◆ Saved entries
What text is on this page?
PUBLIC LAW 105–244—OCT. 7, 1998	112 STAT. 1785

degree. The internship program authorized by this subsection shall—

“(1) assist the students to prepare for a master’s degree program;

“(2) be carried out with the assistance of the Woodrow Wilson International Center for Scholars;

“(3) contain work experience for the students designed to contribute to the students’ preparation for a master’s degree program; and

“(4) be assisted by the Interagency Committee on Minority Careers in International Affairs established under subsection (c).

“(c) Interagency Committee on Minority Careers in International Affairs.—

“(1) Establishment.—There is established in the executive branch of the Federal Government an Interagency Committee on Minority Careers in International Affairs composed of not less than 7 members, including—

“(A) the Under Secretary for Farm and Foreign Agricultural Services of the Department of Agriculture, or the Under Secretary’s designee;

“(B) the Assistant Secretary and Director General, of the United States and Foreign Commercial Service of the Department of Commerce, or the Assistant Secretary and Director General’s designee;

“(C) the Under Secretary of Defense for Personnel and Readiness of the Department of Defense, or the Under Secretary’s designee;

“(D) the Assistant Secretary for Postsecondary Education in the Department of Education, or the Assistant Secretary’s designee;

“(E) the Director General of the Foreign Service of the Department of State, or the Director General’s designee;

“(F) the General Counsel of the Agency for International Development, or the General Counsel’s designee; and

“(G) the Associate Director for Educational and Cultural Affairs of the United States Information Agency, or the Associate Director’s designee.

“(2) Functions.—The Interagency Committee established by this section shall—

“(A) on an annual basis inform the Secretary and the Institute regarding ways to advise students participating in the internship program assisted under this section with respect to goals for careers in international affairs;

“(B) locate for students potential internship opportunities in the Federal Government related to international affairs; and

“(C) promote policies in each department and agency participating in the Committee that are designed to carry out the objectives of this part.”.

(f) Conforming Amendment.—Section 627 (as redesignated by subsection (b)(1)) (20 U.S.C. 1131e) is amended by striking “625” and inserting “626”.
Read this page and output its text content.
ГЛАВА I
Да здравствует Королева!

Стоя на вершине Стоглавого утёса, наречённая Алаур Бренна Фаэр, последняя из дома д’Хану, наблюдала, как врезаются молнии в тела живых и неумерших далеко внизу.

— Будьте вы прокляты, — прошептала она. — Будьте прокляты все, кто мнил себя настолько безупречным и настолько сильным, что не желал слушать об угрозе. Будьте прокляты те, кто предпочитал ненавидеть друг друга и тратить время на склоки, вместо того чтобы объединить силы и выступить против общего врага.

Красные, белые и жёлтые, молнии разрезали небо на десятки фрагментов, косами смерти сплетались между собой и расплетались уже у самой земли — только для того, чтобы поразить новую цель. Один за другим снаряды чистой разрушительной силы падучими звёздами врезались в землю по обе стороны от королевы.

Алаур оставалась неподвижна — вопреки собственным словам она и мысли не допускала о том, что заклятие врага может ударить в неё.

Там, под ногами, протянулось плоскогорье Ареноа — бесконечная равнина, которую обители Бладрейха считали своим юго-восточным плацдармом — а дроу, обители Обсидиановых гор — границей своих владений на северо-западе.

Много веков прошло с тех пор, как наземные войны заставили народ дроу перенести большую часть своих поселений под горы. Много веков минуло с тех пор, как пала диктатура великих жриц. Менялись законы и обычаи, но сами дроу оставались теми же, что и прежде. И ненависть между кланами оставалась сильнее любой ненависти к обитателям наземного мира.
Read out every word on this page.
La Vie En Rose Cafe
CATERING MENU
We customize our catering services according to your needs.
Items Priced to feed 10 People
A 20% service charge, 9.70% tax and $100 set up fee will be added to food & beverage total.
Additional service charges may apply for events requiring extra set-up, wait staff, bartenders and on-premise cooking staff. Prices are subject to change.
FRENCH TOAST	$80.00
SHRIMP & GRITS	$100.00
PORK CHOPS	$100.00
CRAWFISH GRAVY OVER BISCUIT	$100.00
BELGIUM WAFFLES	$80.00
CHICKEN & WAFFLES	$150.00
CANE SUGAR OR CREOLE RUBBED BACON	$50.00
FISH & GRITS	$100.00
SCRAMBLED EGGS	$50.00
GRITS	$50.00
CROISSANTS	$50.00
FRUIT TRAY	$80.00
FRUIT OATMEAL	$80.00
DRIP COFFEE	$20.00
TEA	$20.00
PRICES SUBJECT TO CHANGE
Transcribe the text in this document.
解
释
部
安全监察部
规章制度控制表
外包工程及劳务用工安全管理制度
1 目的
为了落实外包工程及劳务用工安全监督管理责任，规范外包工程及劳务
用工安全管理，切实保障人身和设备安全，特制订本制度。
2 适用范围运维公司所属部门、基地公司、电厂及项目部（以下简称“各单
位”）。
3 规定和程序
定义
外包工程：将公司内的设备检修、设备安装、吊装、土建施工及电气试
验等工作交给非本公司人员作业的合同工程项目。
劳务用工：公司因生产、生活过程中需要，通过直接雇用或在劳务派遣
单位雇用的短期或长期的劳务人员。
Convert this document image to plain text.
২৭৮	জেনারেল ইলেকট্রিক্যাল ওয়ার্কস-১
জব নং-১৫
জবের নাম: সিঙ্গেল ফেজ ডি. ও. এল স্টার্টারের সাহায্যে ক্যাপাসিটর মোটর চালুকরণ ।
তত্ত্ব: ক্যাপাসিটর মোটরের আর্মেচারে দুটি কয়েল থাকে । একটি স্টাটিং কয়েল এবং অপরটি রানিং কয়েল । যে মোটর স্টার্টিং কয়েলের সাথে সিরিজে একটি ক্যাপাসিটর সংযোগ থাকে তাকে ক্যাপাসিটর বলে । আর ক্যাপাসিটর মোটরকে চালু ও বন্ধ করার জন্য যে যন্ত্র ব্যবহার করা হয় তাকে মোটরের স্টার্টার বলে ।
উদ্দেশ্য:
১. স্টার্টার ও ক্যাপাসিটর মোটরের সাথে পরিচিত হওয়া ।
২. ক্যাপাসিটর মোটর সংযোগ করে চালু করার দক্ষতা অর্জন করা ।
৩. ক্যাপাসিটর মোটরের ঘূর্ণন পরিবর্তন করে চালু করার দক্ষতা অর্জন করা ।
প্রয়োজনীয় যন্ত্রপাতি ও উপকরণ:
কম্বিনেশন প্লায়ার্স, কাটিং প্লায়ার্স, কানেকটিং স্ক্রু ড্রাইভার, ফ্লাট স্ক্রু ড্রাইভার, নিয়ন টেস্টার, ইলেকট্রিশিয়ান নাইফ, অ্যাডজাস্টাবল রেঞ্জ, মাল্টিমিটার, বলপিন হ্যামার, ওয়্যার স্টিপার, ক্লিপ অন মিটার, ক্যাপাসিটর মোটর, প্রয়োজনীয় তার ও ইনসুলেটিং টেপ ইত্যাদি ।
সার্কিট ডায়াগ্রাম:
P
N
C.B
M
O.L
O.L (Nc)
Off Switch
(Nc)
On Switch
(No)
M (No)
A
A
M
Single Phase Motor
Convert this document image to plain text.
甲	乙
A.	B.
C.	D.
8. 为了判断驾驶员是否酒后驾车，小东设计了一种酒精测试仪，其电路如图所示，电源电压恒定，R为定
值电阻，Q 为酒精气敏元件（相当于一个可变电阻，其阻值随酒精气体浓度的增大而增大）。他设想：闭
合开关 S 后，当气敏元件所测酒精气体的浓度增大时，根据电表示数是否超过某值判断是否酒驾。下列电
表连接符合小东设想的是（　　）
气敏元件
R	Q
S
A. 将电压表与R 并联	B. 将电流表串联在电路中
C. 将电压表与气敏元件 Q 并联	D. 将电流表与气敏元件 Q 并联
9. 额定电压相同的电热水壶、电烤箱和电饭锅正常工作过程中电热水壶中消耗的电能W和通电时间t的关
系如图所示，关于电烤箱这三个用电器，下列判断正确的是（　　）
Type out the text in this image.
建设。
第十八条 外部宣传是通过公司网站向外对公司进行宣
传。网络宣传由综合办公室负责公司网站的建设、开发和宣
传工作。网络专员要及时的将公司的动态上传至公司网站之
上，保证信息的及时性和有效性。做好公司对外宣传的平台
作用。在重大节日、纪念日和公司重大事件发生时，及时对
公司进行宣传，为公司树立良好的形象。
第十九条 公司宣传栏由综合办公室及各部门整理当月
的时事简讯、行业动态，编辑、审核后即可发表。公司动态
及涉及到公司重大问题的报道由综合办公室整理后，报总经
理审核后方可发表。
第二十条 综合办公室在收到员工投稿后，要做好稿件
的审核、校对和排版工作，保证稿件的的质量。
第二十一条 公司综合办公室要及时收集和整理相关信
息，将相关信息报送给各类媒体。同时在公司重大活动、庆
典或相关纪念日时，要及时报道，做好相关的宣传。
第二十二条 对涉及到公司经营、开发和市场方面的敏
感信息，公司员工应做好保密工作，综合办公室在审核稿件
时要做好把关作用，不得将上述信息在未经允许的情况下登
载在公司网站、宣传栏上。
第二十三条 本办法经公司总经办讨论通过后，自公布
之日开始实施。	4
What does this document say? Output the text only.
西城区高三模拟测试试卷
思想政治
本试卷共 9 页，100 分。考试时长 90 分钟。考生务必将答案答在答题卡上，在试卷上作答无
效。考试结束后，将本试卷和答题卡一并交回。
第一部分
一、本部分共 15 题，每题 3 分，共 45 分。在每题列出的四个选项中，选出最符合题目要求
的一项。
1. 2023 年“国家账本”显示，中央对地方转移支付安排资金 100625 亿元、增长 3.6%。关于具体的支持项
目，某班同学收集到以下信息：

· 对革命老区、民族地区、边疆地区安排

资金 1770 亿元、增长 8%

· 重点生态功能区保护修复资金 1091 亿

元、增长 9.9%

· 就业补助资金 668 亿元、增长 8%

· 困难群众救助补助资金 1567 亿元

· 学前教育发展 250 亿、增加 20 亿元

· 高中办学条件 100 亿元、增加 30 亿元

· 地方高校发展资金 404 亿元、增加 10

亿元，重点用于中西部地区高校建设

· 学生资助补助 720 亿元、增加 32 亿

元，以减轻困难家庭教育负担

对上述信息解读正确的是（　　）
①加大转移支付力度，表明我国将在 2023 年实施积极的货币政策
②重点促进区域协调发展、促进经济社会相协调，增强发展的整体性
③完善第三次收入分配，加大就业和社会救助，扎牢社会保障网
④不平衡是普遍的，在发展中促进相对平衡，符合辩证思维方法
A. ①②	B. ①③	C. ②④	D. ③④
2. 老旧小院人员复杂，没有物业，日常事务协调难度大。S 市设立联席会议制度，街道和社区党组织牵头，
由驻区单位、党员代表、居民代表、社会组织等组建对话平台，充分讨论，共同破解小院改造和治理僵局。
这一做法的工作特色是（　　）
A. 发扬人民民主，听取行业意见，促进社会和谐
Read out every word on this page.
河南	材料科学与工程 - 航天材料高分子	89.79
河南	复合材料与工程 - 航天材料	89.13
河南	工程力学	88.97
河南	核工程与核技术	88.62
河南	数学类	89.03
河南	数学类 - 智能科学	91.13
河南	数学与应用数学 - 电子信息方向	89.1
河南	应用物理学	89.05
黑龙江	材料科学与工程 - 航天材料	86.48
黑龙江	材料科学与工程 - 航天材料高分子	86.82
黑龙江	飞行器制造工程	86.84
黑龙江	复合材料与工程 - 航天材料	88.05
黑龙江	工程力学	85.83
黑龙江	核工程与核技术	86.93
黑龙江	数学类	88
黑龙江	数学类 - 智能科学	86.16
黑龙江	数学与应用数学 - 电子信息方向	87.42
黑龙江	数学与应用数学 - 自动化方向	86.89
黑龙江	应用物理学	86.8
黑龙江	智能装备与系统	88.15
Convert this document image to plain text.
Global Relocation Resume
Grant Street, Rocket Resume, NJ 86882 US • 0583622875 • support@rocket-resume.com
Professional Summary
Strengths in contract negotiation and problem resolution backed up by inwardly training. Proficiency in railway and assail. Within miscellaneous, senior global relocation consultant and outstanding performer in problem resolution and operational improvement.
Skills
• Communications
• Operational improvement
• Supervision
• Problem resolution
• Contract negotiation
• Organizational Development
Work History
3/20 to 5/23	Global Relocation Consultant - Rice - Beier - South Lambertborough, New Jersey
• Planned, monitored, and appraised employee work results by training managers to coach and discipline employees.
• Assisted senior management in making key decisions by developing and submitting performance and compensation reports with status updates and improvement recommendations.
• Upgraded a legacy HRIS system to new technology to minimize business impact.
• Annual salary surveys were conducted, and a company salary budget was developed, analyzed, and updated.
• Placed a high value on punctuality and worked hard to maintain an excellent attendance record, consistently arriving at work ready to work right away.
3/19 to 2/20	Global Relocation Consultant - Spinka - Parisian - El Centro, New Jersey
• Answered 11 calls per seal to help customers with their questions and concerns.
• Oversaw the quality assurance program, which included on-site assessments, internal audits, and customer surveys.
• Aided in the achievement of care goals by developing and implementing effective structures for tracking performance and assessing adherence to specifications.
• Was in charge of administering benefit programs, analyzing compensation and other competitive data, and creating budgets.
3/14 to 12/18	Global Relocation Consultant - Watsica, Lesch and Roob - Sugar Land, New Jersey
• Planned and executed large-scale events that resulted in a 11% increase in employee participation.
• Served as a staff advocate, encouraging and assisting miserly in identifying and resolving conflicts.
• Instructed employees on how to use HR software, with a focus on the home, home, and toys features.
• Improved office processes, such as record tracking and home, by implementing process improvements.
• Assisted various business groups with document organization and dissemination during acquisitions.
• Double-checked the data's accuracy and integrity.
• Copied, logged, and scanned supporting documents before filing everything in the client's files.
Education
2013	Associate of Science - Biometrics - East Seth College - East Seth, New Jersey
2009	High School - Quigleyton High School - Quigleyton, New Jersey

◆ WHAT YOU SHOULD DO
What count of lines in the listing contain the word "Associate"? Reply with the number only.

◆ TASK OUTPUT
2